### Directions for this task
Reproduce the line that contains "Decode this image" and every line after it through the end of the records, exactly, with nothing added.

— START Working data —

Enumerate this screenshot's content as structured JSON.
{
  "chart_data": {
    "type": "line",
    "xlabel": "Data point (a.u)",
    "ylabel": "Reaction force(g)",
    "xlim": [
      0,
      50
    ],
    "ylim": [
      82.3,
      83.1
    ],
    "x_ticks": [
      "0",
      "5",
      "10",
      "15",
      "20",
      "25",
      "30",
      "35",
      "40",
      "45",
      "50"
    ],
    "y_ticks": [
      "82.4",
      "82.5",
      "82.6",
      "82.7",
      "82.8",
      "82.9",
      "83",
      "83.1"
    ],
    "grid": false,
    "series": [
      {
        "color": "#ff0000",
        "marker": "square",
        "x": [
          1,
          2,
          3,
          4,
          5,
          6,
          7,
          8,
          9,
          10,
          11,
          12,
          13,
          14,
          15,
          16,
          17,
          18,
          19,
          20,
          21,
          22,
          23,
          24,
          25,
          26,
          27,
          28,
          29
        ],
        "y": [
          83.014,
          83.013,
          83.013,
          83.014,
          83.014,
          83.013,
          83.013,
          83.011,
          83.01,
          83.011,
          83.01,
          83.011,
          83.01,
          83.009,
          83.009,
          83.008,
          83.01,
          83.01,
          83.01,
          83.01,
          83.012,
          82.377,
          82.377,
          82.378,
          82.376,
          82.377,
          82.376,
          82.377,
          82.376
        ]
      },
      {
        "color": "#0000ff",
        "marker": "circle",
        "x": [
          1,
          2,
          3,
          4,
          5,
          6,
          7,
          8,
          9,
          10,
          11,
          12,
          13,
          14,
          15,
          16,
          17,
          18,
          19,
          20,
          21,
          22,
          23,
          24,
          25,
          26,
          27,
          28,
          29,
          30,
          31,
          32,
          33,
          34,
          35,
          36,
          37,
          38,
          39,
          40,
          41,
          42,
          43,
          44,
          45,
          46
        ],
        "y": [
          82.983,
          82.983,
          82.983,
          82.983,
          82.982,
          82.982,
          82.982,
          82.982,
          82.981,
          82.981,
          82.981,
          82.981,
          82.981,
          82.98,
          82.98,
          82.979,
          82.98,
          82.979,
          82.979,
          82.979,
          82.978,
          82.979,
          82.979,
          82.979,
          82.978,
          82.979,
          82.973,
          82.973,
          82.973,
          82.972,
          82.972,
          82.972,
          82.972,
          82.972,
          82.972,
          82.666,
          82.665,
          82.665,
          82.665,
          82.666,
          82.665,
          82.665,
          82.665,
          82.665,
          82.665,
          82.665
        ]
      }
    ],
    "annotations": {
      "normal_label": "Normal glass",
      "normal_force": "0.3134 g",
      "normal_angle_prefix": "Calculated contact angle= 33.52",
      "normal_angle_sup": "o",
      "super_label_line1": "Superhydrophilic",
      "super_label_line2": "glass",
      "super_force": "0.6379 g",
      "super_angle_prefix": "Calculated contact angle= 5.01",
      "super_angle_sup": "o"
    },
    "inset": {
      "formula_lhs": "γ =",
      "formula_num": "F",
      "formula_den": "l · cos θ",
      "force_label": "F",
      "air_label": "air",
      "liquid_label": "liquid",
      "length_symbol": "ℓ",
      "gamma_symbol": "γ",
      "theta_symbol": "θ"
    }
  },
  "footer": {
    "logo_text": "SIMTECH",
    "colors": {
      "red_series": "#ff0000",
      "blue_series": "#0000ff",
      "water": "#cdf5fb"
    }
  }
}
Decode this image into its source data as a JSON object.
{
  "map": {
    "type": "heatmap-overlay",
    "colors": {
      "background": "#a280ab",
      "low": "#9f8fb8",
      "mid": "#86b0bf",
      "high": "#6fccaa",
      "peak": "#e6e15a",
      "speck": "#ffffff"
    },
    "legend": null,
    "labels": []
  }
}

— END Working data —

### The solution
Decode this image into its source data as a JSON object.
{
  "map": {
    "type": "heatmap-overlay",
    "colors": {
      "background": "#a280ab",
      "low": "#9f8fb8",
      "mid": "#86b0bf",
      "high": "#6fccaa",
      "peak": "#e6e15a",
      "speck": "#ffffff"
    },
    "legend": null,
    "labels": []
  }
}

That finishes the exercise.